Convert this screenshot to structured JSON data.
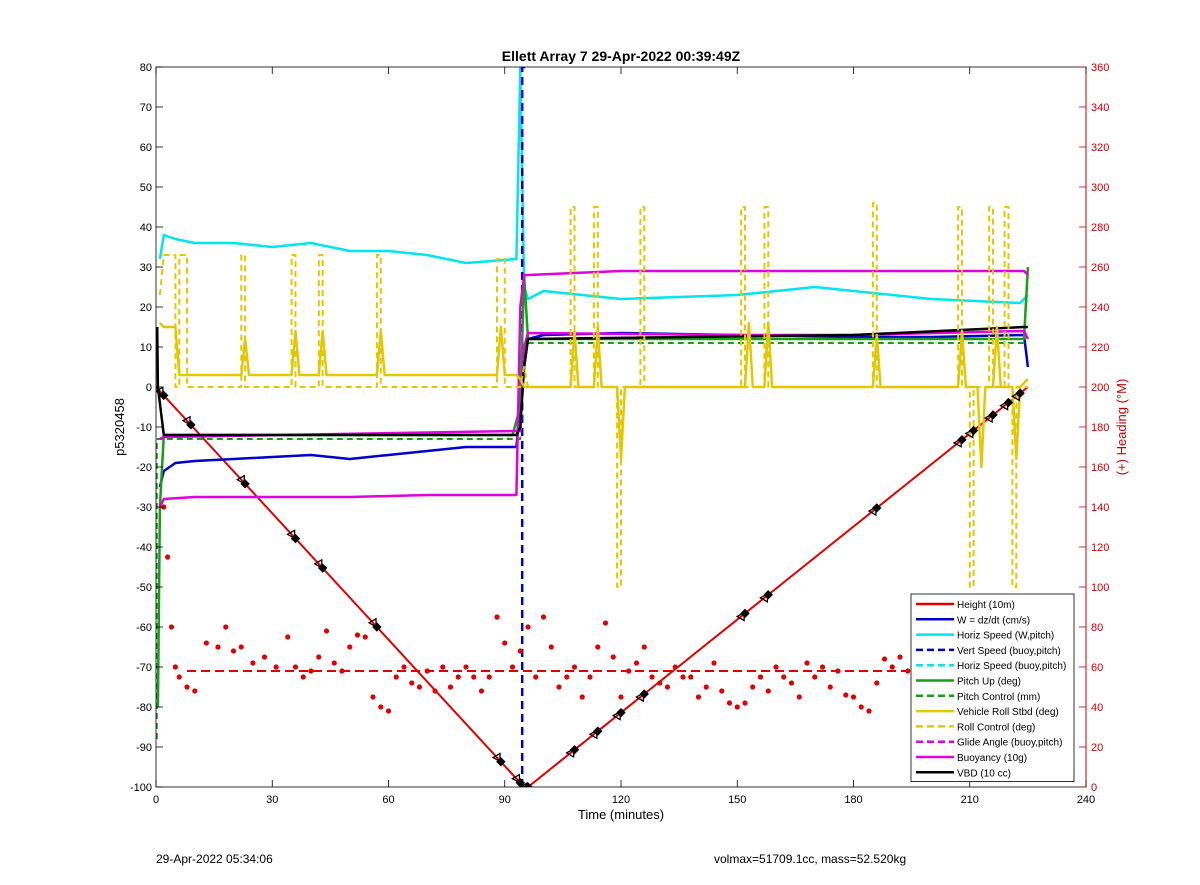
{
  "chart_data": {
    "type": "line",
    "title": "Ellett Array 7 29-Apr-2022 00:39:49Z",
    "xlabel": "Time (minutes)",
    "ylabel_left": "p5320458",
    "ylabel_right": "(+) Heading (°M)",
    "xlim": [
      0,
      240
    ],
    "ylim_left": [
      -100,
      80
    ],
    "ylim_right": [
      0,
      360
    ],
    "x_ticks": [
      "0",
      "30",
      "60",
      "90",
      "120",
      "150",
      "180",
      "210",
      "240"
    ],
    "y_ticks_left": [
      "-100",
      "-90",
      "-80",
      "-70",
      "-60",
      "-50",
      "-40",
      "-30",
      "-20",
      "-10",
      "0",
      "10",
      "20",
      "30",
      "40",
      "50",
      "60",
      "70",
      "80"
    ],
    "y_ticks_right": [
      "0",
      "20",
      "40",
      "60",
      "80",
      "100",
      "120",
      "140",
      "160",
      "180",
      "200",
      "220",
      "240",
      "260",
      "280",
      "300",
      "320",
      "340",
      "360"
    ],
    "grid": false,
    "legend_position": "bottom-right",
    "colors": {
      "red": "#e00000",
      "blue": "#0000cc",
      "cyan": "#00e5ee",
      "green": "#1a9e1a",
      "yellow": "#e5c700",
      "magenta": "#e000e0",
      "black": "#000000",
      "right_axis": "#cc0000"
    },
    "legend": [
      {
        "label": "Height (10m)",
        "color": "#e00000",
        "dashed": false
      },
      {
        "label": "W = dz/dt (cm/s)",
        "color": "#0000cc",
        "dashed": false
      },
      {
        "label": "Horiz Speed (W,pitch)",
        "color": "#00e5ee",
        "dashed": false
      },
      {
        "label": "Vert Speed (buoy,pitch)",
        "color": "#0000cc",
        "dashed": true
      },
      {
        "label": "Horiz Speed (buoy,pitch)",
        "color": "#00e5ee",
        "dashed": true
      },
      {
        "label": "Pitch Up (deg)",
        "color": "#1a9e1a",
        "dashed": false
      },
      {
        "label": "Pitch Control (mm)",
        "color": "#1a9e1a",
        "dashed": true
      },
      {
        "label": "Vehicle Roll Stbd (deg)",
        "color": "#e5c700",
        "dashed": false
      },
      {
        "label": "Roll Control (deg)",
        "color": "#e5c700",
        "dashed": true
      },
      {
        "label": "Glide Angle (buoy,pitch)",
        "color": "#e000e0",
        "dashed": true
      },
      {
        "label": "Buoyancy (10g)",
        "color": "#e000e0",
        "dashed": false
      },
      {
        "label": "VBD (10 cc)",
        "color": "#000000",
        "dashed": false
      }
    ],
    "series": [
      {
        "name": "Height (10m)",
        "color": "#e00000",
        "width": 2,
        "dash": "",
        "x": [
          0,
          95,
          96,
          225
        ],
        "y": [
          0,
          -100,
          -100,
          0
        ]
      },
      {
        "name": "W = dz/dt (cm/s)",
        "color": "#0000cc",
        "width": 2.5,
        "dash": "",
        "x": [
          1,
          2,
          5,
          10,
          20,
          30,
          40,
          50,
          60,
          70,
          80,
          93,
          95,
          96,
          100,
          120,
          150,
          180,
          200,
          224,
          225
        ],
        "y": [
          -25,
          -21,
          -19,
          -18.5,
          -18,
          -17.5,
          -17,
          -18,
          -17,
          -16,
          -15,
          -15,
          5,
          12,
          13,
          13.5,
          13,
          12.5,
          12.5,
          13,
          5
        ]
      },
      {
        "name": "Horiz Speed (W,pitch)",
        "color": "#00e5ee",
        "width": 2.5,
        "dash": "",
        "x": [
          1,
          2,
          5,
          10,
          20,
          30,
          40,
          50,
          60,
          70,
          80,
          93,
          94,
          95,
          96,
          100,
          120,
          150,
          170,
          180,
          200,
          223,
          225
        ],
        "y": [
          32,
          38,
          37,
          36,
          36,
          35,
          36,
          34,
          34,
          33,
          31,
          32,
          80,
          25,
          22,
          24,
          22,
          23,
          25,
          24,
          22,
          21,
          23
        ]
      },
      {
        "name": "Vert Speed (buoy,pitch)",
        "color": "#0000cc",
        "width": 2.5,
        "dash": "8,5",
        "x": [
          94.5,
          94.5,
          95.5
        ],
        "y": [
          -100,
          80,
          80
        ]
      },
      {
        "name": "Pitch Up (deg)",
        "color": "#1a9e1a",
        "width": 2.5,
        "dash": "",
        "x": [
          0.5,
          1,
          2,
          5,
          20,
          50,
          80,
          92,
          94,
          95,
          96,
          100,
          150,
          180,
          224,
          225
        ],
        "y": [
          -80,
          -30,
          -12,
          -12,
          -12,
          -12,
          -12,
          -12,
          -5,
          28,
          12,
          12,
          12,
          12,
          12,
          30
        ]
      },
      {
        "name": "Pitch Control (mm)",
        "color": "#1a9e1a",
        "width": 2,
        "dash": "6,4",
        "x": [
          0.2,
          0.2,
          2,
          94,
          95,
          96,
          224
        ],
        "y": [
          -88,
          -13,
          -13,
          -13,
          8,
          11,
          11
        ]
      },
      {
        "name": "Glide Angle (buoy,pitch)",
        "color": "#e000e0",
        "width": 2.5,
        "dash": "",
        "x": [
          1,
          2,
          10,
          30,
          50,
          70,
          92,
          93,
          94,
          95,
          96,
          120,
          150,
          180,
          224,
          225
        ],
        "y": [
          -30,
          -28,
          -27.5,
          -27.5,
          -27.5,
          -27,
          -27,
          -27,
          20,
          28,
          28,
          29,
          29,
          29,
          29,
          28
        ]
      },
      {
        "name": "Buoyancy (10g)",
        "color": "#e000e0",
        "width": 2.5,
        "dash": "",
        "x": [
          1,
          2,
          93,
          94,
          95,
          96,
          150,
          180,
          224,
          225
        ],
        "y": [
          -13,
          -12.5,
          -11,
          -11,
          10,
          13.5,
          13,
          13,
          14,
          12
        ]
      },
      {
        "name": "VBD (10 cc)",
        "color": "#000000",
        "width": 2.5,
        "dash": "",
        "x": [
          0.3,
          0.5,
          2,
          93,
          94,
          95,
          96,
          180,
          224,
          225
        ],
        "y": [
          15,
          0,
          -12,
          -12,
          -10,
          5,
          12,
          13,
          15,
          15
        ]
      },
      {
        "name": "Vehicle Roll Stbd (deg)",
        "color": "#e5c700",
        "width": 2.5,
        "dash": "",
        "x": [
          1,
          2,
          5,
          6,
          7,
          8,
          22,
          23,
          24,
          35,
          36,
          37,
          42,
          43,
          44,
          57,
          58,
          59,
          88,
          89,
          90,
          93,
          94,
          95,
          96,
          107,
          108,
          109,
          113,
          114,
          115,
          119,
          120,
          121,
          152,
          153,
          154,
          157,
          158,
          159,
          185,
          186,
          187,
          207,
          208,
          209,
          212,
          213,
          214,
          216,
          217,
          218,
          221,
          222,
          223,
          225
        ],
        "y": [
          16,
          15,
          15,
          3,
          3,
          3,
          3,
          12,
          3,
          3,
          14,
          3,
          3,
          14,
          3,
          3,
          14,
          3,
          3,
          15,
          3,
          3,
          2,
          0,
          0,
          0,
          14,
          0,
          0,
          15,
          0,
          0,
          -18,
          0,
          0,
          16,
          0,
          0,
          16,
          0,
          0,
          13,
          0,
          0,
          14,
          0,
          0,
          -20,
          0,
          0,
          15,
          0,
          0,
          -18,
          0,
          2
        ]
      },
      {
        "name": "Roll Control (deg)",
        "color": "#e5c700",
        "width": 2,
        "dash": "6,4",
        "x": [
          1,
          2,
          5,
          5,
          6,
          6,
          8,
          8,
          9,
          9,
          22,
          22,
          23,
          23,
          35,
          35,
          36,
          36,
          42,
          42,
          43,
          43,
          57,
          57,
          58,
          58,
          88,
          88,
          90,
          90,
          93,
          94,
          95,
          96,
          107,
          107,
          108,
          108,
          113,
          113,
          114,
          114,
          119,
          119,
          120,
          120,
          125,
          125,
          126,
          126,
          151,
          151,
          152,
          152,
          157,
          157,
          158,
          158,
          185,
          185,
          186,
          186,
          207,
          207,
          208,
          208,
          210,
          210,
          211,
          211,
          215,
          215,
          216,
          216,
          219,
          219,
          220,
          220,
          221,
          221,
          222,
          222,
          225
        ],
        "y": [
          23,
          33,
          33,
          0,
          0,
          33,
          33,
          0,
          0,
          0,
          0,
          33,
          33,
          0,
          0,
          33,
          33,
          0,
          0,
          33,
          33,
          0,
          0,
          33,
          33,
          0,
          0,
          32,
          32,
          0,
          0,
          0,
          5,
          0,
          0,
          45,
          45,
          0,
          0,
          45,
          45,
          0,
          0,
          -50,
          -50,
          0,
          0,
          45,
          45,
          0,
          0,
          45,
          45,
          0,
          0,
          45,
          45,
          0,
          0,
          46,
          46,
          0,
          0,
          45,
          45,
          0,
          0,
          -50,
          -50,
          0,
          0,
          45,
          45,
          0,
          0,
          45,
          45,
          0,
          0,
          -50,
          -50,
          0,
          0
        ]
      }
    ],
    "heading_series": {
      "name": "(+) Heading (°M)",
      "color": "#e00000",
      "x": [
        2,
        3,
        4,
        5,
        6,
        8,
        10,
        13,
        16,
        18,
        20,
        22,
        25,
        28,
        31,
        34,
        36,
        38,
        40,
        42,
        44,
        46,
        48,
        50,
        52,
        54,
        56,
        58,
        60,
        62,
        64,
        66,
        68,
        70,
        72,
        74,
        76,
        78,
        80,
        82,
        84,
        86,
        88,
        90,
        92,
        94,
        96,
        98,
        100,
        102,
        104,
        106,
        108,
        110,
        112,
        114,
        116,
        118,
        120,
        122,
        124,
        126,
        128,
        130,
        132,
        134,
        136,
        138,
        140,
        142,
        144,
        146,
        148,
        150,
        152,
        154,
        156,
        158,
        160,
        162,
        164,
        166,
        168,
        170,
        172,
        174,
        176,
        178,
        180,
        182,
        184,
        186,
        188,
        190,
        192,
        194,
        196,
        198,
        200,
        202,
        204,
        206,
        208,
        210,
        212,
        214,
        216,
        218,
        220,
        222,
        224
      ],
      "y": [
        140,
        115,
        80,
        60,
        55,
        50,
        48,
        72,
        70,
        80,
        68,
        70,
        62,
        65,
        60,
        75,
        60,
        55,
        58,
        65,
        78,
        62,
        58,
        70,
        76,
        75,
        45,
        40,
        38,
        55,
        60,
        52,
        50,
        58,
        48,
        60,
        50,
        55,
        60,
        55,
        48,
        55,
        85,
        72,
        60,
        68,
        80,
        55,
        85,
        70,
        50,
        55,
        60,
        45,
        55,
        70,
        82,
        65,
        45,
        58,
        62,
        70,
        55,
        52,
        50,
        60,
        55,
        55,
        45,
        50,
        62,
        48,
        42,
        40,
        42,
        50,
        55,
        48,
        60,
        55,
        52,
        45,
        62,
        55,
        60,
        50,
        58,
        46,
        45,
        40,
        38,
        52,
        64,
        60,
        65,
        58,
        55,
        50,
        45,
        55,
        62,
        60,
        48,
        58,
        55,
        52,
        60,
        48,
        55,
        50,
        58
      ]
    },
    "heading_mean": 58,
    "markers": {
      "x": [
        1,
        2,
        8,
        9,
        22,
        23,
        35,
        36,
        42,
        43,
        56,
        57,
        88,
        89,
        93,
        94,
        95,
        96,
        107,
        108,
        113,
        114,
        119,
        120,
        125,
        126,
        151,
        152,
        157,
        158,
        185,
        186,
        207,
        208,
        210,
        211,
        215,
        216,
        219,
        220,
        222,
        223
      ]
    }
  },
  "footer": {
    "timestamp": "29-Apr-2022 05:34:06",
    "info": "volmax=51709.1cc, mass=52.520kg"
  }
}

◇ ◇ ◇ ◇

TASK DETAILS: Review the preceding data and report every line that includes the string "Glide".

RESPONSE:
        "label": "Glide Angle (buoy,pitch)",
        "name": "Glide Angle (buoy,pitch)",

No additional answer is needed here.